Set task. Make an exact copy of the lines, leaving the pictures out.
═════ Extracted information ═════
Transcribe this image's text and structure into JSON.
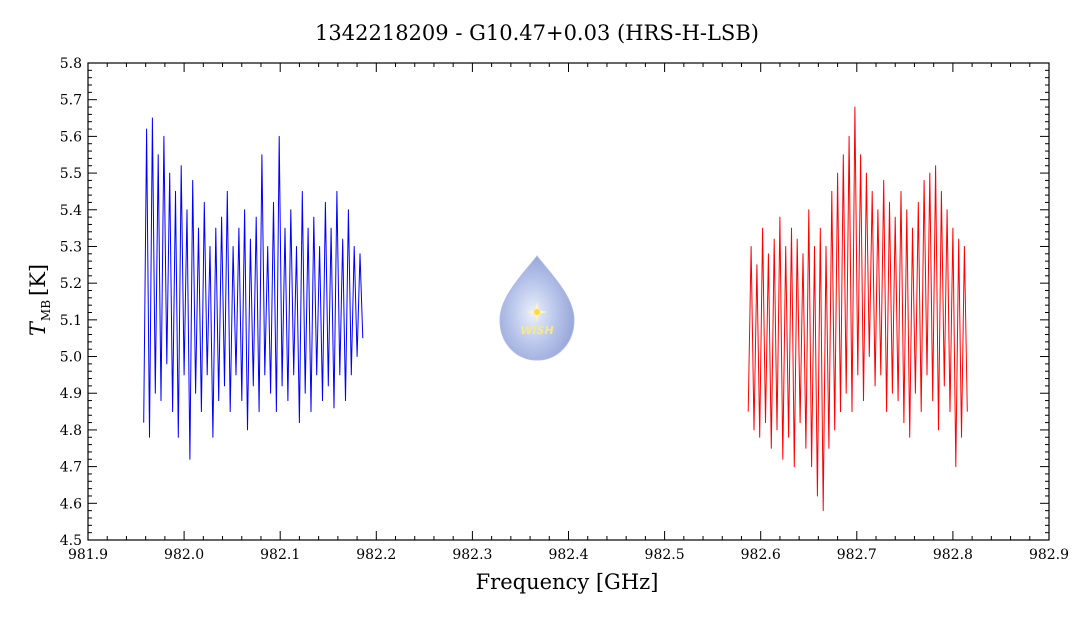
{
  "chart_data": {
    "type": "line",
    "title": "1342218209 - G10.47+0.03 (HRS-H-LSB)",
    "xlabel": "Frequency [GHz]",
    "ylabel_main": "T",
    "ylabel_sub": "MB",
    "ylabel_unit": "[K]",
    "xlim": [
      981.9,
      982.9
    ],
    "ylim": [
      4.5,
      5.8
    ],
    "x_ticks": [
      "981.9",
      "982.0",
      "982.1",
      "982.2",
      "982.3",
      "982.4",
      "982.5",
      "982.6",
      "982.7",
      "982.8",
      "982.9"
    ],
    "y_ticks": [
      "4.5",
      "4.6",
      "4.7",
      "4.8",
      "4.9",
      "5.0",
      "5.1",
      "5.2",
      "5.3",
      "5.4",
      "5.5",
      "5.6",
      "5.7",
      "5.8"
    ],
    "grid": false,
    "series": [
      {
        "color": "#0000ff",
        "x": [
          981.958,
          981.961,
          981.964,
          981.967,
          981.97,
          981.973,
          981.976,
          981.979,
          981.982,
          981.985,
          981.988,
          981.991,
          981.994,
          981.997,
          982.0,
          982.003,
          982.006,
          982.009,
          982.012,
          982.015,
          982.018,
          982.021,
          982.024,
          982.027,
          982.03,
          982.033,
          982.036,
          982.039,
          982.042,
          982.045,
          982.048,
          982.051,
          982.054,
          982.057,
          982.06,
          982.063,
          982.066,
          982.069,
          982.072,
          982.075,
          982.078,
          982.081,
          982.084,
          982.087,
          982.09,
          982.093,
          982.096,
          982.099,
          982.102,
          982.105,
          982.108,
          982.111,
          982.114,
          982.117,
          982.12,
          982.123,
          982.126,
          982.129,
          982.132,
          982.135,
          982.138,
          982.141,
          982.144,
          982.147,
          982.15,
          982.153,
          982.156,
          982.159,
          982.162,
          982.165,
          982.168,
          982.171,
          982.174,
          982.177,
          982.18,
          982.183,
          982.186
        ],
        "y": [
          4.82,
          5.62,
          4.78,
          5.65,
          4.9,
          5.55,
          4.88,
          5.6,
          4.98,
          5.5,
          4.85,
          5.45,
          4.78,
          5.52,
          4.95,
          5.4,
          4.72,
          5.48,
          4.9,
          5.35,
          4.85,
          5.42,
          4.95,
          5.3,
          4.78,
          5.35,
          4.88,
          5.38,
          4.92,
          5.45,
          4.85,
          5.3,
          4.95,
          5.35,
          4.88,
          5.4,
          4.8,
          5.32,
          4.92,
          5.38,
          4.85,
          5.55,
          4.95,
          5.3,
          4.9,
          5.42,
          4.85,
          5.6,
          4.92,
          5.35,
          4.88,
          5.4,
          4.95,
          5.3,
          4.82,
          5.45,
          4.9,
          5.35,
          4.85,
          5.38,
          4.95,
          5.3,
          4.88,
          5.42,
          4.92,
          5.35,
          4.86,
          5.45,
          4.95,
          5.32,
          4.88,
          5.4,
          4.95,
          5.3,
          5.0,
          5.28,
          5.05
        ]
      },
      {
        "color": "#ff0000",
        "x": [
          982.587,
          982.59,
          982.593,
          982.596,
          982.599,
          982.602,
          982.605,
          982.608,
          982.611,
          982.614,
          982.617,
          982.62,
          982.623,
          982.626,
          982.629,
          982.632,
          982.635,
          982.638,
          982.641,
          982.644,
          982.647,
          982.65,
          982.653,
          982.656,
          982.659,
          982.662,
          982.665,
          982.668,
          982.671,
          982.674,
          982.677,
          982.68,
          982.683,
          982.686,
          982.689,
          982.692,
          982.695,
          982.698,
          982.701,
          982.704,
          982.707,
          982.71,
          982.713,
          982.716,
          982.719,
          982.722,
          982.725,
          982.728,
          982.731,
          982.734,
          982.737,
          982.74,
          982.743,
          982.746,
          982.749,
          982.752,
          982.755,
          982.758,
          982.761,
          982.764,
          982.767,
          982.77,
          982.773,
          982.776,
          982.779,
          982.782,
          982.785,
          982.788,
          982.791,
          982.794,
          982.797,
          982.8,
          982.803,
          982.806,
          982.809,
          982.812,
          982.815
        ],
        "y": [
          4.85,
          5.3,
          4.8,
          5.25,
          4.78,
          5.35,
          4.82,
          5.28,
          4.75,
          5.32,
          4.8,
          5.38,
          4.72,
          5.3,
          4.78,
          5.35,
          4.7,
          5.32,
          4.82,
          5.28,
          4.75,
          5.4,
          4.7,
          5.3,
          4.62,
          5.35,
          4.58,
          5.3,
          4.75,
          5.45,
          4.8,
          5.5,
          4.85,
          5.55,
          4.9,
          5.6,
          4.85,
          5.68,
          4.95,
          5.55,
          4.88,
          5.5,
          5.0,
          5.45,
          4.92,
          5.4,
          4.95,
          5.48,
          4.85,
          5.42,
          4.9,
          5.38,
          4.88,
          5.45,
          4.82,
          5.4,
          4.78,
          5.35,
          4.9,
          5.42,
          4.85,
          5.48,
          4.95,
          5.5,
          4.88,
          5.52,
          4.8,
          5.45,
          4.92,
          5.4,
          4.85,
          5.35,
          4.7,
          5.32,
          4.78,
          5.3,
          4.85
        ]
      }
    ]
  },
  "logo": {
    "text": "WISH"
  }
}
═════
Task result.
Transcribe this image's text and structure into JSON.
{
  "chart_data": {
    "type": "line",
    "title": "1342218209 - G10.47+0.03 (HRS-H-LSB)",
    "xlabel": "Frequency [GHz]",
    "ylabel_main": "T",
    "ylabel_sub": "MB",
    "ylabel_unit": "[K]",
    "xlim": [
      981.9,
      982.9
    ],
    "ylim": [
      4.5,
      5.8
    ],
    "x_ticks": [
      "981.9",
      "982.0",
      "982.1",
      "982.2",
      "982.3",
      "982.4",
      "982.5",
      "982.6",
      "982.7",
      "982.8",
      "982.9"
    ],
    "y_ticks": [
      "4.5",
      "4.6",
      "4.7",
      "4.8",
      "4.9",
      "5.0",
      "5.1",
      "5.2",
      "5.3",
      "5.4",
      "5.5",
      "5.6",
      "5.7",
      "5.8"
    ],
    "grid": false,
    "series": [
      {
        "color": "#0000ff",
        "x": [
          981.958,
          981.961,
          981.964,
          981.967,
          981.97,
          981.973,
          981.976,
          981.979,
          981.982,
          981.985,
          981.988,
          981.991,
          981.994,
          981.997,
          982.0,
          982.003,
          982.006,
          982.009,
          982.012,
          982.015,
          982.018,
          982.021,
          982.024,
          982.027,
          982.03,
          982.033,
          982.036,
          982.039,
          982.042,
          982.045,
          982.048,
          982.051,
          982.054,
          982.057,
          982.06,
          982.063,
          982.066,
          982.069,
          982.072,
          982.075,
          982.078,
          982.081,
          982.084,
          982.087,
          982.09,
          982.093,
          982.096,
          982.099,
          982.102,
          982.105,
          982.108,
          982.111,
          982.114,
          982.117,
          982.12,
          982.123,
          982.126,
          982.129,
          982.132,
          982.135,
          982.138,
          982.141,
          982.144,
          982.147,
          982.15,
          982.153,
          982.156,
          982.159,
          982.162,
          982.165,
          982.168,
          982.171,
          982.174,
          982.177,
          982.18,
          982.183,
          982.186
        ],
        "y": [
          4.82,
          5.62,
          4.78,
          5.65,
          4.9,
          5.55,
          4.88,
          5.6,
          4.98,
          5.5,
          4.85,
          5.45,
          4.78,
          5.52,
          4.95,
          5.4,
          4.72,
          5.48,
          4.9,
          5.35,
          4.85,
          5.42,
          4.95,
          5.3,
          4.78,
          5.35,
          4.88,
          5.38,
          4.92,
          5.45,
          4.85,
          5.3,
          4.95,
          5.35,
          4.88,
          5.4,
          4.8,
          5.32,
          4.92,
          5.38,
          4.85,
          5.55,
          4.95,
          5.3,
          4.9,
          5.42,
          4.85,
          5.6,
          4.92,
          5.35,
          4.88,
          5.4,
          4.95,
          5.3,
          4.82,
          5.45,
          4.9,
          5.35,
          4.85,
          5.38,
          4.95,
          5.3,
          4.88,
          5.42,
          4.92,
          5.35,
          4.86,
          5.45,
          4.95,
          5.32,
          4.88,
          5.4,
          4.95,
          5.3,
          5.0,
          5.28,
          5.05
        ]
      },
      {
        "color": "#ff0000",
        "x": [
          982.587,
          982.59,
          982.593,
          982.596,
          982.599,
          982.602,
          982.605,
          982.608,
          982.611,
          982.614,
          982.617,
          982.62,
          982.623,
          982.626,
          982.629,
          982.632,
          982.635,
          982.638,
          982.641,
          982.644,
          982.647,
          982.65,
          982.653,
          982.656,
          982.659,
          982.662,
          982.665,
          982.668,
          982.671,
          982.674,
          982.677,
          982.68,
          982.683,
          982.686,
          982.689,
          982.692,
          982.695,
          982.698,
          982.701,
          982.704,
          982.707,
          982.71,
          982.713,
          982.716,
          982.719,
          982.722,
          982.725,
          982.728,
          982.731,
          982.734,
          982.737,
          982.74,
          982.743,
          982.746,
          982.749,
          982.752,
          982.755,
          982.758,
          982.761,
          982.764,
          982.767,
          982.77,
          982.773,
          982.776,
          982.779,
          982.782,
          982.785,
          982.788,
          982.791,
          982.794,
          982.797,
          982.8,
          982.803,
          982.806,
          982.809,
          982.812,
          982.815
        ],
        "y": [
          4.85,
          5.3,
          4.8,
          5.25,
          4.78,
          5.35,
          4.82,
          5.28,
          4.75,
          5.32,
          4.8,
          5.38,
          4.72,
          5.3,
          4.78,
          5.35,
          4.7,
          5.32,
          4.82,
          5.28,
          4.75,
          5.4,
          4.7,
          5.3,
          4.62,
          5.35,
          4.58,
          5.3,
          4.75,
          5.45,
          4.8,
          5.5,
          4.85,
          5.55,
          4.9,
          5.6,
          4.85,
          5.68,
          4.95,
          5.55,
          4.88,
          5.5,
          5.0,
          5.45,
          4.92,
          5.4,
          4.95,
          5.48,
          4.85,
          5.42,
          4.9,
          5.38,
          4.88,
          5.45,
          4.82,
          5.4,
          4.78,
          5.35,
          4.9,
          5.42,
          4.85,
          5.48,
          4.95,
          5.5,
          4.88,
          5.52,
          4.8,
          5.45,
          4.92,
          5.4,
          4.85,
          5.35,
          4.7,
          5.32,
          4.78,
          5.3,
          4.85
        ]
      }
    ]
  },
  "logo": {
    "text": "WISH"
  }
}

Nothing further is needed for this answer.